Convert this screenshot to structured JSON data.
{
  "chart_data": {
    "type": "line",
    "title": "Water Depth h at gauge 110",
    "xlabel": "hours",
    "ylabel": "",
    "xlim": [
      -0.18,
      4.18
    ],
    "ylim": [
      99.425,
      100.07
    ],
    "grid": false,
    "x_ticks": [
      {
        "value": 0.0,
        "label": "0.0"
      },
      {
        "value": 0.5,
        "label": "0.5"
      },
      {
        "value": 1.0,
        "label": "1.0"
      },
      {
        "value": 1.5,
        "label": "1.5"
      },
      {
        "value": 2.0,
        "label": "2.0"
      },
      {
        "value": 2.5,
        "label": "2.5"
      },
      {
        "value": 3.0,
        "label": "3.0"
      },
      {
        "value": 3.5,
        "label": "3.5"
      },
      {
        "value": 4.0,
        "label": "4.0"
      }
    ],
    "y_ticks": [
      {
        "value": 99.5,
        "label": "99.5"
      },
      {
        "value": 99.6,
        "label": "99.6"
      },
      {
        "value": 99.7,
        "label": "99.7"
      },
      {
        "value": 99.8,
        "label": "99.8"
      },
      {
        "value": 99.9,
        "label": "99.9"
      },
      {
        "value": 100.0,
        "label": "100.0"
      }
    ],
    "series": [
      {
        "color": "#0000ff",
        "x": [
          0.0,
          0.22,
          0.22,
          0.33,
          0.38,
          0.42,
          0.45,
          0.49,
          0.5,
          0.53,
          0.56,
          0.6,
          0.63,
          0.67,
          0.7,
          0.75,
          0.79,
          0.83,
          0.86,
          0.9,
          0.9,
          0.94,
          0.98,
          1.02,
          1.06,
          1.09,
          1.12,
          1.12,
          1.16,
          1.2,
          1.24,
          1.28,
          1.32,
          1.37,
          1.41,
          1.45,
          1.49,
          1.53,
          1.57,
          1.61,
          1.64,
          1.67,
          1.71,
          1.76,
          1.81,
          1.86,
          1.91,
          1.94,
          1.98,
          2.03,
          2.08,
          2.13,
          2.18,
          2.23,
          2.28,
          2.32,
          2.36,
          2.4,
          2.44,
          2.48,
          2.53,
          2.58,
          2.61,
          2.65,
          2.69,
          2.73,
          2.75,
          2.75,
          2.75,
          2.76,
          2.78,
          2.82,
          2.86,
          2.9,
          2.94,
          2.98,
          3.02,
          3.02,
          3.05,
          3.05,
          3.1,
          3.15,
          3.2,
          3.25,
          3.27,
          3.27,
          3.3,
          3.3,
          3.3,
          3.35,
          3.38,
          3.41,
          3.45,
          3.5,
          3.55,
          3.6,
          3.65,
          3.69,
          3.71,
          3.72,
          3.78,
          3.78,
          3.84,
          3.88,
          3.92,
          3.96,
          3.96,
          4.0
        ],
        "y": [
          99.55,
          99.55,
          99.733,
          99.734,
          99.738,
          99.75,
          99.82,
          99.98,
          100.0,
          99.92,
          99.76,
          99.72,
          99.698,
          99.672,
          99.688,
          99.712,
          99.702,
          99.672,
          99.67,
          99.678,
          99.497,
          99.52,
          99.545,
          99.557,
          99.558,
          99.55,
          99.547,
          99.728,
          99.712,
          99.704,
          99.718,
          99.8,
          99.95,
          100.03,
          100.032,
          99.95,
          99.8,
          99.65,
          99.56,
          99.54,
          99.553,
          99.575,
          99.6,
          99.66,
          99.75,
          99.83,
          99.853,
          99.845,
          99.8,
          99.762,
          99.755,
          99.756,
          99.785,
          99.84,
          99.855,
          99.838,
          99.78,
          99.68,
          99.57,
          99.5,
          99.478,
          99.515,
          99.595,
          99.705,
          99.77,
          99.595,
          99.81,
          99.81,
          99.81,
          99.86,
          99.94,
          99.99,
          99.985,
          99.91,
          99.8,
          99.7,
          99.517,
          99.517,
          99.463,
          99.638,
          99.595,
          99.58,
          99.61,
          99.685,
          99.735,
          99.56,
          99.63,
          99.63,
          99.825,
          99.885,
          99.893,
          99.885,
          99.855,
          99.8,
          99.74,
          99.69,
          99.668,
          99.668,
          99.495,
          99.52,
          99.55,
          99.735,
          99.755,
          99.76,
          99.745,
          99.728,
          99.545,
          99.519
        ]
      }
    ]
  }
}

____________

*Problem requirements:* Repeat each record in full; every line must match exactly.

*The answer:*
Convert this screenshot to structured JSON data.
{
  "chart_data": {
    "type": "line",
    "title": "Water Depth h at gauge 110",
    "xlabel": "hours",
    "ylabel": "",
    "xlim": [
      -0.18,
      4.18
    ],
    "ylim": [
      99.425,
      100.07
    ],
    "grid": false,
    "x_ticks": [
      {
        "value": 0.0,
        "label": "0.0"
      },
      {
        "value": 0.5,
        "label": "0.5"
      },
      {
        "value": 1.0,
        "label": "1.0"
      },
      {
        "value": 1.5,
        "label": "1.5"
      },
      {
        "value": 2.0,
        "label": "2.0"
      },
      {
        "value": 2.5,
        "label": "2.5"
      },
      {
        "value": 3.0,
        "label": "3.0"
      },
      {
        "value": 3.5,
        "label": "3.5"
      },
      {
        "value": 4.0,
        "label": "4.0"
      }
    ],
    "y_ticks": [
      {
        "value": 99.5,
        "label": "99.5"
      },
      {
        "value": 99.6,
        "label": "99.6"
      },
      {
        "value": 99.7,
        "label": "99.7"
      },
      {
        "value": 99.8,
        "label": "99.8"
      },
      {
        "value": 99.9,
        "label": "99.9"
      },
      {
        "value": 100.0,
        "label": "100.0"
      }
    ],
    "series": [
      {
        "color": "#0000ff",
        "x": [
          0.0,
          0.22,
          0.22,
          0.33,
          0.38,
          0.42,
          0.45,
          0.49,
          0.5,
          0.53,
          0.56,
          0.6,
          0.63,
          0.67,
          0.7,
          0.75,
          0.79,
          0.83,
          0.86,
          0.9,
          0.9,
          0.94,
          0.98,
          1.02,
          1.06,
          1.09,
          1.12,
          1.12,
          1.16,
          1.2,
          1.24,
          1.28,
          1.32,
          1.37,
          1.41,
          1.45,
          1.49,
          1.53,
          1.57,
          1.61,
          1.64,
          1.67,
          1.71,
          1.76,
          1.81,
          1.86,
          1.91,
          1.94,
          1.98,
          2.03,
          2.08,
          2.13,
          2.18,
          2.23,
          2.28,
          2.32,
          2.36,
          2.4,
          2.44,
          2.48,
          2.53,
          2.58,
          2.61,
          2.65,
          2.69,
          2.73,
          2.75,
          2.75,
          2.75,
          2.76,
          2.78,
          2.82,
          2.86,
          2.9,
          2.94,
          2.98,
          3.02,
          3.02,
          3.05,
          3.05,
          3.1,
          3.15,
          3.2,
          3.25,
          3.27,
          3.27,
          3.3,
          3.3,
          3.3,
          3.35,
          3.38,
          3.41,
          3.45,
          3.5,
          3.55,
          3.6,
          3.65,
          3.69,
          3.71,
          3.72,
          3.78,
          3.78,
          3.84,
          3.88,
          3.92,
          3.96,
          3.96,
          4.0
        ],
        "y": [
          99.55,
          99.55,
          99.733,
          99.734,
          99.738,
          99.75,
          99.82,
          99.98,
          100.0,
          99.92,
          99.76,
          99.72,
          99.698,
          99.672,
          99.688,
          99.712,
          99.702,
          99.672,
          99.67,
          99.678,
          99.497,
          99.52,
          99.545,
          99.557,
          99.558,
          99.55,
          99.547,
          99.728,
          99.712,
          99.704,
          99.718,
          99.8,
          99.95,
          100.03,
          100.032,
          99.95,
          99.8,
          99.65,
          99.56,
          99.54,
          99.553,
          99.575,
          99.6,
          99.66,
          99.75,
          99.83,
          99.853,
          99.845,
          99.8,
          99.762,
          99.755,
          99.756,
          99.785,
          99.84,
          99.855,
          99.838,
          99.78,
          99.68,
          99.57,
          99.5,
          99.478,
          99.515,
          99.595,
          99.705,
          99.77,
          99.595,
          99.81,
          99.81,
          99.81,
          99.86,
          99.94,
          99.99,
          99.985,
          99.91,
          99.8,
          99.7,
          99.517,
          99.517,
          99.463,
          99.638,
          99.595,
          99.58,
          99.61,
          99.685,
          99.735,
          99.56,
          99.63,
          99.63,
          99.825,
          99.885,
          99.893,
          99.885,
          99.855,
          99.8,
          99.74,
          99.69,
          99.668,
          99.668,
          99.495,
          99.52,
          99.55,
          99.735,
          99.755,
          99.76,
          99.745,
          99.728,
          99.545,
          99.519
        ]
      }
    ]
  }
}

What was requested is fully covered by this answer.